- GOAL: Repeat the lines that follow, leaving nothing out.

— BEGIN ITEMS —

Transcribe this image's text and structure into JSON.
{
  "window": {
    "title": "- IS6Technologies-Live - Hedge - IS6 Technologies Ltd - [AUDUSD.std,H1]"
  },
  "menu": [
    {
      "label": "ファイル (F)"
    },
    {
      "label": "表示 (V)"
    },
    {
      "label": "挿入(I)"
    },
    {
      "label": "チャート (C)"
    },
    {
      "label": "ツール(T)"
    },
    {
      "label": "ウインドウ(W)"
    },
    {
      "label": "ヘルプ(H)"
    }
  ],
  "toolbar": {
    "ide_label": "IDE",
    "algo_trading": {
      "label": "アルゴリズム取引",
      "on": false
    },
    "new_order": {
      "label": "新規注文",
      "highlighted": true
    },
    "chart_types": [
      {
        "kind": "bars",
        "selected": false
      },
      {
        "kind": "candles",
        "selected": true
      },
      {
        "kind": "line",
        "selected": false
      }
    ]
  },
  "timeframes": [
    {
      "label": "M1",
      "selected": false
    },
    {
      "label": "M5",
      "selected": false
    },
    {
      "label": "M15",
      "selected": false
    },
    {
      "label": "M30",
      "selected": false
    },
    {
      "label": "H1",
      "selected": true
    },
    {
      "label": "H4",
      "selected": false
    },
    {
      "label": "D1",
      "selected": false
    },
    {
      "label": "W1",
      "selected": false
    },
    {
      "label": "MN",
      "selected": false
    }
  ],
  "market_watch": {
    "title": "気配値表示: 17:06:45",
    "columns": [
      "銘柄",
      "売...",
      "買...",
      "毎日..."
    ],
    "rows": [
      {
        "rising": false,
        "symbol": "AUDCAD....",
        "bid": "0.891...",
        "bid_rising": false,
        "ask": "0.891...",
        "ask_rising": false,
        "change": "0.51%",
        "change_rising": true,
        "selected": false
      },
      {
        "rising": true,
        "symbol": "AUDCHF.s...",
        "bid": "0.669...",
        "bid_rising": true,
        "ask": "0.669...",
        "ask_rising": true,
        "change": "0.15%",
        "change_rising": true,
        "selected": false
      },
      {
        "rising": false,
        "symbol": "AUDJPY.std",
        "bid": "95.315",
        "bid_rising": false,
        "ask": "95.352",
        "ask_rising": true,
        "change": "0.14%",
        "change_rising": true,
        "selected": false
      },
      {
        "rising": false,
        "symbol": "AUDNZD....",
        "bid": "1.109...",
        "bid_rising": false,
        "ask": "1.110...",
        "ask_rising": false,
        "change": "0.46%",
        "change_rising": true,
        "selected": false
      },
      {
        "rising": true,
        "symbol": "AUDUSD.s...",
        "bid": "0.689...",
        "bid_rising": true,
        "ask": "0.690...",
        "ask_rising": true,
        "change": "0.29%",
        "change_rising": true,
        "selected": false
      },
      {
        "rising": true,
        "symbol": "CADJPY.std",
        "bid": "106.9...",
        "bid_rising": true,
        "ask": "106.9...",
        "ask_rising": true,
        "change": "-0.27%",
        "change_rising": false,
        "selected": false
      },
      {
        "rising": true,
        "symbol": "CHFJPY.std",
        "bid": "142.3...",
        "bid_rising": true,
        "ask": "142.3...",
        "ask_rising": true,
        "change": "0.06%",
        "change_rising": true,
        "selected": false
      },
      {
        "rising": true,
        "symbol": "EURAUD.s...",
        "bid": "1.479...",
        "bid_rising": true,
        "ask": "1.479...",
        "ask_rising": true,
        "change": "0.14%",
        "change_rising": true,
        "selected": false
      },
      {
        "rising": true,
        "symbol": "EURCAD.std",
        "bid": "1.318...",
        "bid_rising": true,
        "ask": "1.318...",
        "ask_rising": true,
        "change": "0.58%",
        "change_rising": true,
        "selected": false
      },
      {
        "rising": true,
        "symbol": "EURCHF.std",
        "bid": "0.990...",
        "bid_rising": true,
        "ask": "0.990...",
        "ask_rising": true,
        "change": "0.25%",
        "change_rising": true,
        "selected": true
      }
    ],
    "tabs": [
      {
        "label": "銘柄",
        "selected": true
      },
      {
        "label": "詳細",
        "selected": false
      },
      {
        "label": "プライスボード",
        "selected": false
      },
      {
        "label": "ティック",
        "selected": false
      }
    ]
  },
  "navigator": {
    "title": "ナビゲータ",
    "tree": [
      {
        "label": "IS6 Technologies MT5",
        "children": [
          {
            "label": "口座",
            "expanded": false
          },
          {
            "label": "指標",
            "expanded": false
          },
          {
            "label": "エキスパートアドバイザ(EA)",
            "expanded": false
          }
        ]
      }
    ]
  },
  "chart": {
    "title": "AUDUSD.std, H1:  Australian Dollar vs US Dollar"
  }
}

— END ITEMS —

- RESULT OF THIS TASK:
Transcribe this image's text and structure into JSON.
{
  "window": {
    "title": "- IS6Technologies-Live - Hedge - IS6 Technologies Ltd - [AUDUSD.std,H1]"
  },
  "menu": [
    {
      "label": "ファイル (F)"
    },
    {
      "label": "表示 (V)"
    },
    {
      "label": "挿入(I)"
    },
    {
      "label": "チャート (C)"
    },
    {
      "label": "ツール(T)"
    },
    {
      "label": "ウインドウ(W)"
    },
    {
      "label": "ヘルプ(H)"
    }
  ],
  "toolbar": {
    "ide_label": "IDE",
    "algo_trading": {
      "label": "アルゴリズム取引",
      "on": false
    },
    "new_order": {
      "label": "新規注文",
      "highlighted": true
    },
    "chart_types": [
      {
        "kind": "bars",
        "selected": false
      },
      {
        "kind": "candles",
        "selected": true
      },
      {
        "kind": "line",
        "selected": false
      }
    ]
  },
  "timeframes": [
    {
      "label": "M1",
      "selected": false
    },
    {
      "label": "M5",
      "selected": false
    },
    {
      "label": "M15",
      "selected": false
    },
    {
      "label": "M30",
      "selected": false
    },
    {
      "label": "H1",
      "selected": true
    },
    {
      "label": "H4",
      "selected": false
    },
    {
      "label": "D1",
      "selected": false
    },
    {
      "label": "W1",
      "selected": false
    },
    {
      "label": "MN",
      "selected": false
    }
  ],
  "market_watch": {
    "title": "気配値表示: 17:06:45",
    "columns": [
      "銘柄",
      "売...",
      "買...",
      "毎日..."
    ],
    "rows": [
      {
        "rising": false,
        "symbol": "AUDCAD....",
        "bid": "0.891...",
        "bid_rising": false,
        "ask": "0.891...",
        "ask_rising": false,
        "change": "0.51%",
        "change_rising": true,
        "selected": false
      },
      {
        "rising": true,
        "symbol": "AUDCHF.s...",
        "bid": "0.669...",
        "bid_rising": true,
        "ask": "0.669...",
        "ask_rising": true,
        "change": "0.15%",
        "change_rising": true,
        "selected": false
      },
      {
        "rising": false,
        "symbol": "AUDJPY.std",
        "bid": "95.315",
        "bid_rising": false,
        "ask": "95.352",
        "ask_rising": true,
        "change": "0.14%",
        "change_rising": true,
        "selected": false
      },
      {
        "rising": false,
        "symbol": "AUDNZD....",
        "bid": "1.109...",
        "bid_rising": false,
        "ask": "1.110...",
        "ask_rising": false,
        "change": "0.46%",
        "change_rising": true,
        "selected": false
      },
      {
        "rising": true,
        "symbol": "AUDUSD.s...",
        "bid": "0.689...",
        "bid_rising": true,
        "ask": "0.690...",
        "ask_rising": true,
        "change": "0.29%",
        "change_rising": true,
        "selected": false
      },
      {
        "rising": true,
        "symbol": "CADJPY.std",
        "bid": "106.9...",
        "bid_rising": true,
        "ask": "106.9...",
        "ask_rising": true,
        "change": "-0.27%",
        "change_rising": false,
        "selected": false
      },
      {
        "rising": true,
        "symbol": "CHFJPY.std",
        "bid": "142.3...",
        "bid_rising": true,
        "ask": "142.3...",
        "ask_rising": true,
        "change": "0.06%",
        "change_rising": true,
        "selected": false
      },
      {
        "rising": true,
        "symbol": "EURAUD.s...",
        "bid": "1.479...",
        "bid_rising": true,
        "ask": "1.479...",
        "ask_rising": true,
        "change": "0.14%",
        "change_rising": true,
        "selected": false
      },
      {
        "rising": true,
        "symbol": "EURCAD.std",
        "bid": "1.318...",
        "bid_rising": true,
        "ask": "1.318...",
        "ask_rising": true,
        "change": "0.58%",
        "change_rising": true,
        "selected": false
      },
      {
        "rising": true,
        "symbol": "EURCHF.std",
        "bid": "0.990...",
        "bid_rising": true,
        "ask": "0.990...",
        "ask_rising": true,
        "change": "0.25%",
        "change_rising": true,
        "selected": true
      }
    ],
    "tabs": [
      {
        "label": "銘柄",
        "selected": true
      },
      {
        "label": "詳細",
        "selected": false
      },
      {
        "label": "プライスボード",
        "selected": false
      },
      {
        "label": "ティック",
        "selected": false
      }
    ]
  },
  "navigator": {
    "title": "ナビゲータ",
    "tree": [
      {
        "label": "IS6 Technologies MT5",
        "children": [
          {
            "label": "口座",
            "expanded": false
          },
          {
            "label": "指標",
            "expanded": false
          },
          {
            "label": "エキスパートアドバイザ(EA)",
            "expanded": false
          }
        ]
      }
    ]
  },
  "chart": {
    "title": "AUDUSD.std, H1:  Australian Dollar vs US Dollar"
  }
}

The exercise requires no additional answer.